*PROBLEM TO SOLVE*.
Output each entry verbatim and exclude every picture from it.

*DATA TO USE*.
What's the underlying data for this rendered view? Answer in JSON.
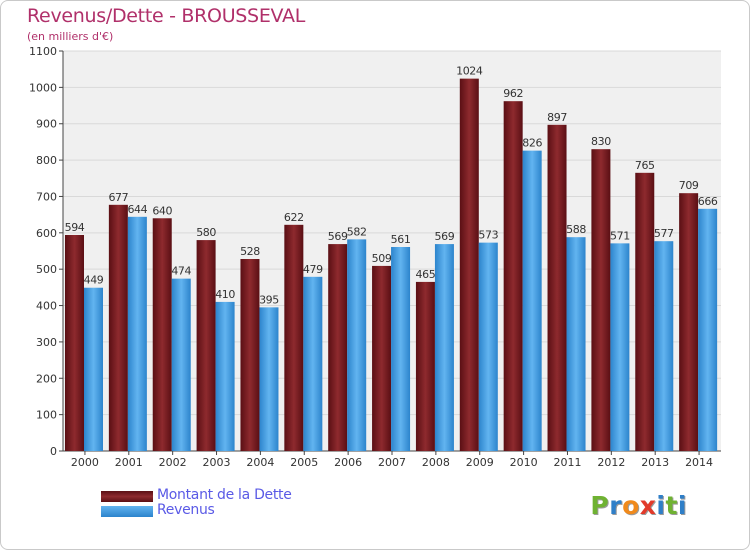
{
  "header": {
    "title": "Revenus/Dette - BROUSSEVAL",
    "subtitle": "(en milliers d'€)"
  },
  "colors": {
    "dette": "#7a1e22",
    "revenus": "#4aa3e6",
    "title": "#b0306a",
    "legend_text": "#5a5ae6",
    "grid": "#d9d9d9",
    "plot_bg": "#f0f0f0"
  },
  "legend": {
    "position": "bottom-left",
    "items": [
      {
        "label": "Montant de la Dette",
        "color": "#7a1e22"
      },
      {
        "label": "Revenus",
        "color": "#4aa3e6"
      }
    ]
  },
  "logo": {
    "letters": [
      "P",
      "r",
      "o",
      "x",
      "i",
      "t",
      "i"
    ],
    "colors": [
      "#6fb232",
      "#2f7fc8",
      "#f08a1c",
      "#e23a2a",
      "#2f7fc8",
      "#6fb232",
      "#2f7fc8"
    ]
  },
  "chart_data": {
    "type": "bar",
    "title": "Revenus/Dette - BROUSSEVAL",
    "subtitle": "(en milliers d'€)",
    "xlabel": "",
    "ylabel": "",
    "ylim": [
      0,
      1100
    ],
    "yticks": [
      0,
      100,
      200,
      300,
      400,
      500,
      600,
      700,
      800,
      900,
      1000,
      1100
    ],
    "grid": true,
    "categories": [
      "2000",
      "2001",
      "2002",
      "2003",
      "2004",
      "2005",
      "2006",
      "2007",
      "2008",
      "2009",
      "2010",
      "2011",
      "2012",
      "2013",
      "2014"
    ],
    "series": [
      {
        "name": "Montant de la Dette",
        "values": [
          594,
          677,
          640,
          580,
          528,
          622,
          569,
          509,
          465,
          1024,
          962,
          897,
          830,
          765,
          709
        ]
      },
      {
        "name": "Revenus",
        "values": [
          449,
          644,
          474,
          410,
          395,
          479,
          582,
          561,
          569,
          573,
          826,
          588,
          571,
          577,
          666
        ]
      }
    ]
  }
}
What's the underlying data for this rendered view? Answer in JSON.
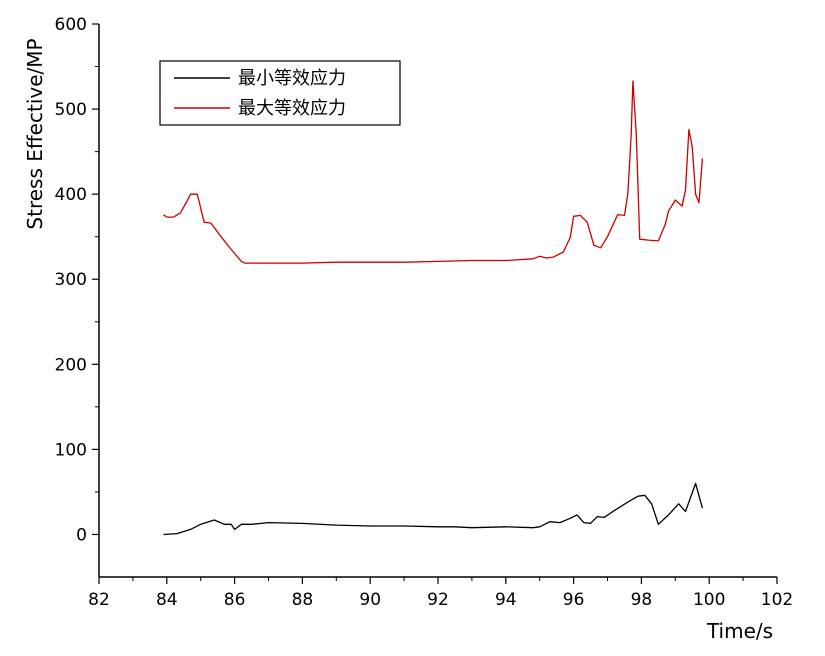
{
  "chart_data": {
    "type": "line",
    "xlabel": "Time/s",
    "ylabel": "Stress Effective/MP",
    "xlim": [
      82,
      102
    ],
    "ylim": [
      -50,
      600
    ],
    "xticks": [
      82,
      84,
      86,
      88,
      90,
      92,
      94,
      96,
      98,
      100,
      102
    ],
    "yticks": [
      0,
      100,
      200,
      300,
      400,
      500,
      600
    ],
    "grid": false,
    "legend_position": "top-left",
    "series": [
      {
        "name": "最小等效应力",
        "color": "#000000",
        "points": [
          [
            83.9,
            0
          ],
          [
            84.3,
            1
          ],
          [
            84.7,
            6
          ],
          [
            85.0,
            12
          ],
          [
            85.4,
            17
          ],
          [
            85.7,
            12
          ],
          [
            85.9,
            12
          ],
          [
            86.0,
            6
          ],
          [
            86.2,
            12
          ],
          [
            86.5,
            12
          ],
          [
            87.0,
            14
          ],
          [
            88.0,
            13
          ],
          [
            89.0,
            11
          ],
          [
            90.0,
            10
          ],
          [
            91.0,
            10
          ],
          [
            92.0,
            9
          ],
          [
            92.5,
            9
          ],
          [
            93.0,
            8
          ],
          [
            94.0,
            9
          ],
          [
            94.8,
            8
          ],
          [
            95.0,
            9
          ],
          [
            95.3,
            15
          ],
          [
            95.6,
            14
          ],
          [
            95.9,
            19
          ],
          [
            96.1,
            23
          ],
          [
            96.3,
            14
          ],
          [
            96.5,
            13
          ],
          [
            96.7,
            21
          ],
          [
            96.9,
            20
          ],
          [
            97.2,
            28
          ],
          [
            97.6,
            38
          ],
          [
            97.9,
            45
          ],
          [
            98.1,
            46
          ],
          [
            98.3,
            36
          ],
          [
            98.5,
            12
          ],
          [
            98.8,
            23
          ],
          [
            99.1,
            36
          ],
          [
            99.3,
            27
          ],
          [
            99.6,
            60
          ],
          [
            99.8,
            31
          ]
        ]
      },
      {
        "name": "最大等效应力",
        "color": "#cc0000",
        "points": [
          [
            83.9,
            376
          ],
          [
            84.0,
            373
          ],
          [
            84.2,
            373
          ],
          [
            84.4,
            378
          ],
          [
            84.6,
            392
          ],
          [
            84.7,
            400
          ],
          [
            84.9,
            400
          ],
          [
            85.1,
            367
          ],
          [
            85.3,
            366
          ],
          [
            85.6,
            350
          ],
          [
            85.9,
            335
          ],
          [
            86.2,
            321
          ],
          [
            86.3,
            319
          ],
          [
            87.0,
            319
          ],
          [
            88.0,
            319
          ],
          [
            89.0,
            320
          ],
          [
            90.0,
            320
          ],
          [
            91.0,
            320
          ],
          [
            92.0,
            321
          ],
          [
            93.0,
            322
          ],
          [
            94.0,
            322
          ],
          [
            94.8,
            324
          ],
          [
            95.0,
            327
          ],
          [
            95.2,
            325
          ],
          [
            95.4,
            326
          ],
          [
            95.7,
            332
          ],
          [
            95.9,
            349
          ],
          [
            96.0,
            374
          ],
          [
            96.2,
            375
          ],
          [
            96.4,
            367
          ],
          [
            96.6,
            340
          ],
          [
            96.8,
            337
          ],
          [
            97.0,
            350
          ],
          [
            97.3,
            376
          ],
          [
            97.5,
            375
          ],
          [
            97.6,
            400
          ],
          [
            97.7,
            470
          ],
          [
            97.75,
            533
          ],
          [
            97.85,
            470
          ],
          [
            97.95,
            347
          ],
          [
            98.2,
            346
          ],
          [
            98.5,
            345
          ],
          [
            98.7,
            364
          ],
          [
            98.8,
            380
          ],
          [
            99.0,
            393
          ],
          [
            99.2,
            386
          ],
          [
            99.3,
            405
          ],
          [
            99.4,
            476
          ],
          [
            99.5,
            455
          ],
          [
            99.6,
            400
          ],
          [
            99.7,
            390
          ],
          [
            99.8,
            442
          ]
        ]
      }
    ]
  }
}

*ANSWER FOR THIS EXERCISE*.
What's the underlying data for this rendered view? Answer in JSON.
{
  "header": {
    "title": "Revenus/Dette - BROUSSEVAL",
    "subtitle": "(en milliers d'€)"
  },
  "colors": {
    "dette": "#7a1e22",
    "revenus": "#4aa3e6",
    "title": "#b0306a",
    "legend_text": "#5a5ae6",
    "grid": "#d9d9d9",
    "plot_bg": "#f0f0f0"
  },
  "legend": {
    "position": "bottom-left",
    "items": [
      {
        "label": "Montant de la Dette",
        "color": "#7a1e22"
      },
      {
        "label": "Revenus",
        "color": "#4aa3e6"
      }
    ]
  },
  "logo": {
    "letters": [
      "P",
      "r",
      "o",
      "x",
      "i",
      "t",
      "i"
    ],
    "colors": [
      "#6fb232",
      "#2f7fc8",
      "#f08a1c",
      "#e23a2a",
      "#2f7fc8",
      "#6fb232",
      "#2f7fc8"
    ]
  },
  "chart_data": {
    "type": "bar",
    "title": "Revenus/Dette - BROUSSEVAL",
    "subtitle": "(en milliers d'€)",
    "xlabel": "",
    "ylabel": "",
    "ylim": [
      0,
      1100
    ],
    "yticks": [
      0,
      100,
      200,
      300,
      400,
      500,
      600,
      700,
      800,
      900,
      1000,
      1100
    ],
    "grid": true,
    "categories": [
      "2000",
      "2001",
      "2002",
      "2003",
      "2004",
      "2005",
      "2006",
      "2007",
      "2008",
      "2009",
      "2010",
      "2011",
      "2012",
      "2013",
      "2014"
    ],
    "series": [
      {
        "name": "Montant de la Dette",
        "values": [
          594,
          677,
          640,
          580,
          528,
          622,
          569,
          509,
          465,
          1024,
          962,
          897,
          830,
          765,
          709
        ]
      },
      {
        "name": "Revenus",
        "values": [
          449,
          644,
          474,
          410,
          395,
          479,
          582,
          561,
          569,
          573,
          826,
          588,
          571,
          577,
          666
        ]
      }
    ]
  }
}
What's the underlying data for this rendered view? Answer in JSON.
{
  "chart_data": {
    "type": "line",
    "xlabel": "Time/s",
    "ylabel": "Stress Effective/MP",
    "xlim": [
      82,
      102
    ],
    "ylim": [
      -50,
      600
    ],
    "xticks": [
      82,
      84,
      86,
      88,
      90,
      92,
      94,
      96,
      98,
      100,
      102
    ],
    "yticks": [
      0,
      100,
      200,
      300,
      400,
      500,
      600
    ],
    "grid": false,
    "legend_position": "top-left",
    "series": [
      {
        "name": "最小等效应力",
        "color": "#000000",
        "points": [
          [
            83.9,
            0
          ],
          [
            84.3,
            1
          ],
          [
            84.7,
            6
          ],
          [
            85.0,
            12
          ],
          [
            85.4,
            17
          ],
          [
            85.7,
            12
          ],
          [
            85.9,
            12
          ],
          [
            86.0,
            6
          ],
          [
            86.2,
            12
          ],
          [
            86.5,
            12
          ],
          [
            87.0,
            14
          ],
          [
            88.0,
            13
          ],
          [
            89.0,
            11
          ],
          [
            90.0,
            10
          ],
          [
            91.0,
            10
          ],
          [
            92.0,
            9
          ],
          [
            92.5,
            9
          ],
          [
            93.0,
            8
          ],
          [
            94.0,
            9
          ],
          [
            94.8,
            8
          ],
          [
            95.0,
            9
          ],
          [
            95.3,
            15
          ],
          [
            95.6,
            14
          ],
          [
            95.9,
            19
          ],
          [
            96.1,
            23
          ],
          [
            96.3,
            14
          ],
          [
            96.5,
            13
          ],
          [
            96.7,
            21
          ],
          [
            96.9,
            20
          ],
          [
            97.2,
            28
          ],
          [
            97.6,
            38
          ],
          [
            97.9,
            45
          ],
          [
            98.1,
            46
          ],
          [
            98.3,
            36
          ],
          [
            98.5,
            12
          ],
          [
            98.8,
            23
          ],
          [
            99.1,
            36
          ],
          [
            99.3,
            27
          ],
          [
            99.6,
            60
          ],
          [
            99.8,
            31
          ]
        ]
      },
      {
        "name": "最大等效应力",
        "color": "#cc0000",
        "points": [
          [
            83.9,
            376
          ],
          [
            84.0,
            373
          ],
          [
            84.2,
            373
          ],
          [
            84.4,
            378
          ],
          [
            84.6,
            392
          ],
          [
            84.7,
            400
          ],
          [
            84.9,
            400
          ],
          [
            85.1,
            367
          ],
          [
            85.3,
            366
          ],
          [
            85.6,
            350
          ],
          [
            85.9,
            335
          ],
          [
            86.2,
            321
          ],
          [
            86.3,
            319
          ],
          [
            87.0,
            319
          ],
          [
            88.0,
            319
          ],
          [
            89.0,
            320
          ],
          [
            90.0,
            320
          ],
          [
            91.0,
            320
          ],
          [
            92.0,
            321
          ],
          [
            93.0,
            322
          ],
          [
            94.0,
            322
          ],
          [
            94.8,
            324
          ],
          [
            95.0,
            327
          ],
          [
            95.2,
            325
          ],
          [
            95.4,
            326
          ],
          [
            95.7,
            332
          ],
          [
            95.9,
            349
          ],
          [
            96.0,
            374
          ],
          [
            96.2,
            375
          ],
          [
            96.4,
            367
          ],
          [
            96.6,
            340
          ],
          [
            96.8,
            337
          ],
          [
            97.0,
            350
          ],
          [
            97.3,
            376
          ],
          [
            97.5,
            375
          ],
          [
            97.6,
            400
          ],
          [
            97.7,
            470
          ],
          [
            97.75,
            533
          ],
          [
            97.85,
            470
          ],
          [
            97.95,
            347
          ],
          [
            98.2,
            346
          ],
          [
            98.5,
            345
          ],
          [
            98.7,
            364
          ],
          [
            98.8,
            380
          ],
          [
            99.0,
            393
          ],
          [
            99.2,
            386
          ],
          [
            99.3,
            405
          ],
          [
            99.4,
            476
          ],
          [
            99.5,
            455
          ],
          [
            99.6,
            400
          ],
          [
            99.7,
            390
          ],
          [
            99.8,
            442
          ]
        ]
      }
    ]
  }
}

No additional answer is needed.